Make an exact transcription of the material, leaving out all images.

━━━━

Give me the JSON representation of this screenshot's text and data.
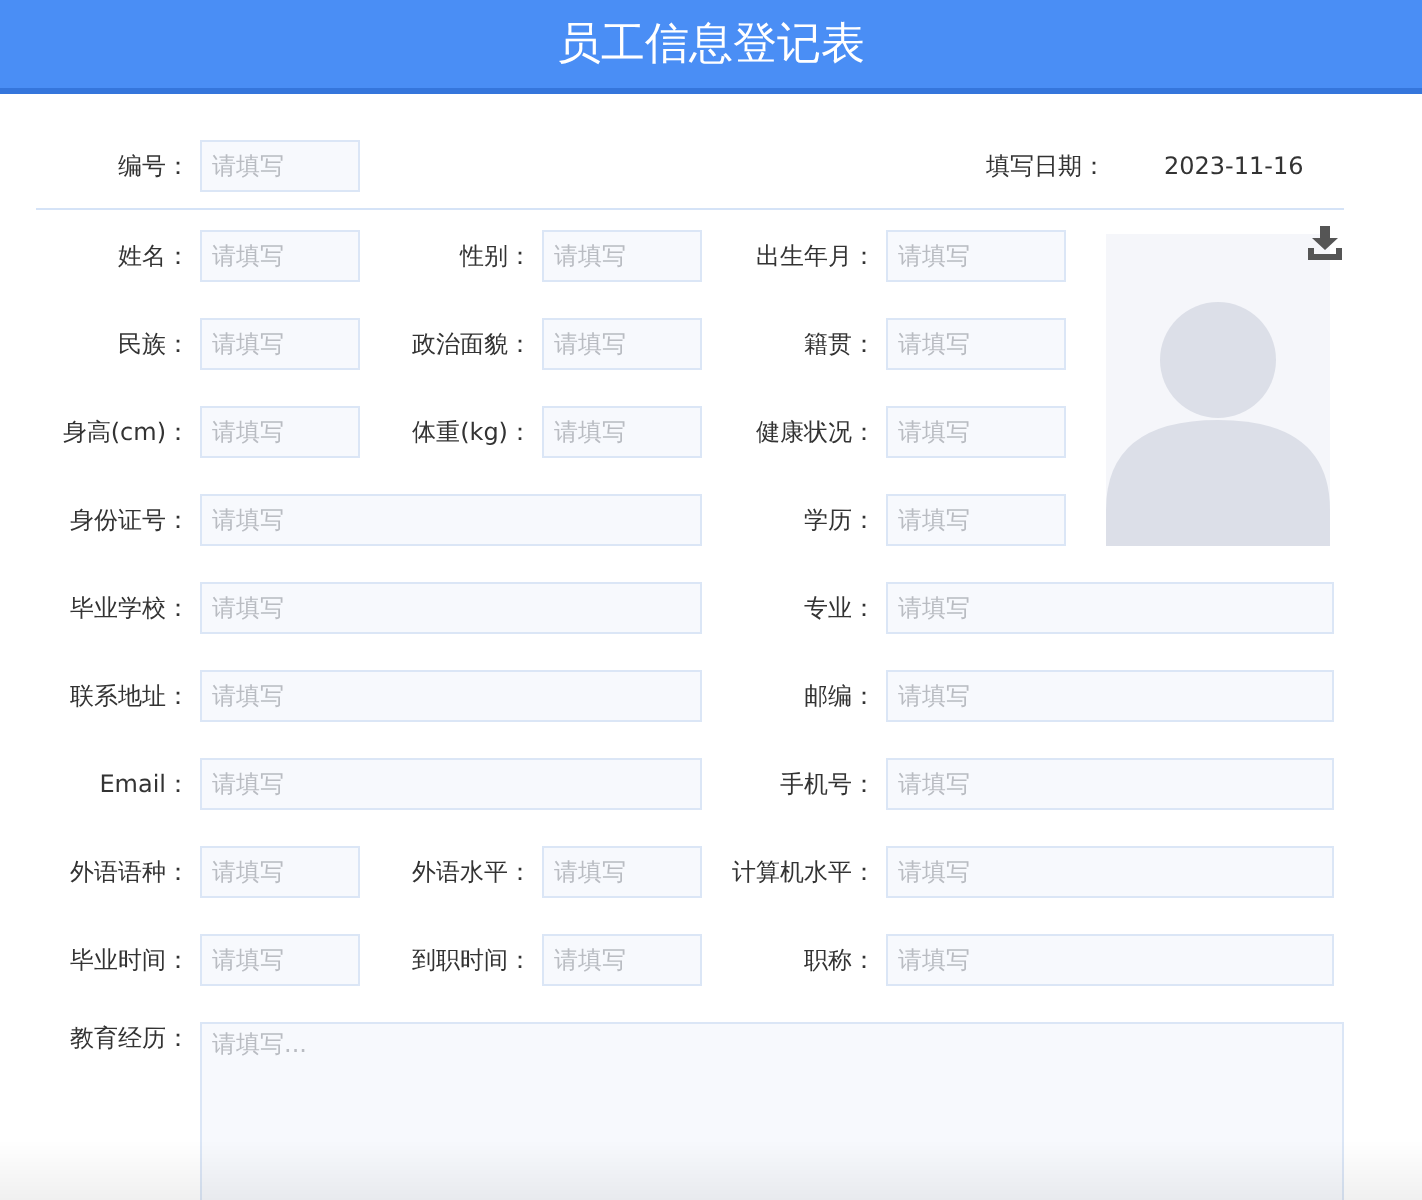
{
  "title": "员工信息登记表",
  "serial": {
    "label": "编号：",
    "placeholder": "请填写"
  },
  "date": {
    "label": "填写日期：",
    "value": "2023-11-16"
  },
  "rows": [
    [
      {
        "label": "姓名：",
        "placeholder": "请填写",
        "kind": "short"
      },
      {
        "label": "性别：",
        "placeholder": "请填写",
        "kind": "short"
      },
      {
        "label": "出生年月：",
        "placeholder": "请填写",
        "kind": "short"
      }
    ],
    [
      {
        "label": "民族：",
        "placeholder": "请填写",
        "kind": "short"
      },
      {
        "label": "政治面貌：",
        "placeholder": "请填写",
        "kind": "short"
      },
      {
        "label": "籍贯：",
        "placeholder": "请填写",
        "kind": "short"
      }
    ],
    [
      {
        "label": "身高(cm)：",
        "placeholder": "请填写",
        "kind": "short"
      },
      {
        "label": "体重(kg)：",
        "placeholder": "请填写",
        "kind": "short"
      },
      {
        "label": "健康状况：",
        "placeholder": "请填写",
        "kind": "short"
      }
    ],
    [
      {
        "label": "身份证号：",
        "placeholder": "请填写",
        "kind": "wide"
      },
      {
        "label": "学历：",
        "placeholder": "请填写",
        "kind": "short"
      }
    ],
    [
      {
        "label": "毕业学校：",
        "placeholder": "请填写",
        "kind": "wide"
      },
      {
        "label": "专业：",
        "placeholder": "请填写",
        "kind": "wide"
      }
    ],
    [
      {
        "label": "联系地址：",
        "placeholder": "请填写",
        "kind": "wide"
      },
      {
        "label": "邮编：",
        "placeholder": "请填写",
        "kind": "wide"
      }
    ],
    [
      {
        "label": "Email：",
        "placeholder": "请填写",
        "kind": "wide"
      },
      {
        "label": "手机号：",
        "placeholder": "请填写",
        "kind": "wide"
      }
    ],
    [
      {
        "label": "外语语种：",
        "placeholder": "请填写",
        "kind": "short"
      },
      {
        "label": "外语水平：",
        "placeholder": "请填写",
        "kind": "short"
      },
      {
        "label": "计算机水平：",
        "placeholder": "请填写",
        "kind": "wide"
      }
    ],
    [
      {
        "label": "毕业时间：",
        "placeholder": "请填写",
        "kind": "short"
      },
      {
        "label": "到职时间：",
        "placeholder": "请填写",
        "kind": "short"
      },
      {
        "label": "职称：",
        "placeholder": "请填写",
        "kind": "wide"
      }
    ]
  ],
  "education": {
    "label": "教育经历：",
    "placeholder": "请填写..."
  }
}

━━━━

Output for this exercise:
Give me the JSON representation of this screenshot's text and data.
{
  "title": "员工信息登记表",
  "serial": {
    "label": "编号：",
    "placeholder": "请填写"
  },
  "date": {
    "label": "填写日期：",
    "value": "2023-11-16"
  },
  "rows": [
    [
      {
        "label": "姓名：",
        "placeholder": "请填写",
        "kind": "short"
      },
      {
        "label": "性别：",
        "placeholder": "请填写",
        "kind": "short"
      },
      {
        "label": "出生年月：",
        "placeholder": "请填写",
        "kind": "short"
      }
    ],
    [
      {
        "label": "民族：",
        "placeholder": "请填写",
        "kind": "short"
      },
      {
        "label": "政治面貌：",
        "placeholder": "请填写",
        "kind": "short"
      },
      {
        "label": "籍贯：",
        "placeholder": "请填写",
        "kind": "short"
      }
    ],
    [
      {
        "label": "身高(cm)：",
        "placeholder": "请填写",
        "kind": "short"
      },
      {
        "label": "体重(kg)：",
        "placeholder": "请填写",
        "kind": "short"
      },
      {
        "label": "健康状况：",
        "placeholder": "请填写",
        "kind": "short"
      }
    ],
    [
      {
        "label": "身份证号：",
        "placeholder": "请填写",
        "kind": "wide"
      },
      {
        "label": "学历：",
        "placeholder": "请填写",
        "kind": "short"
      }
    ],
    [
      {
        "label": "毕业学校：",
        "placeholder": "请填写",
        "kind": "wide"
      },
      {
        "label": "专业：",
        "placeholder": "请填写",
        "kind": "wide"
      }
    ],
    [
      {
        "label": "联系地址：",
        "placeholder": "请填写",
        "kind": "wide"
      },
      {
        "label": "邮编：",
        "placeholder": "请填写",
        "kind": "wide"
      }
    ],
    [
      {
        "label": "Email：",
        "placeholder": "请填写",
        "kind": "wide"
      },
      {
        "label": "手机号：",
        "placeholder": "请填写",
        "kind": "wide"
      }
    ],
    [
      {
        "label": "外语语种：",
        "placeholder": "请填写",
        "kind": "short"
      },
      {
        "label": "外语水平：",
        "placeholder": "请填写",
        "kind": "short"
      },
      {
        "label": "计算机水平：",
        "placeholder": "请填写",
        "kind": "wide"
      }
    ],
    [
      {
        "label": "毕业时间：",
        "placeholder": "请填写",
        "kind": "short"
      },
      {
        "label": "到职时间：",
        "placeholder": "请填写",
        "kind": "short"
      },
      {
        "label": "职称：",
        "placeholder": "请填写",
        "kind": "wide"
      }
    ]
  ],
  "education": {
    "label": "教育经历：",
    "placeholder": "请填写..."
  }
}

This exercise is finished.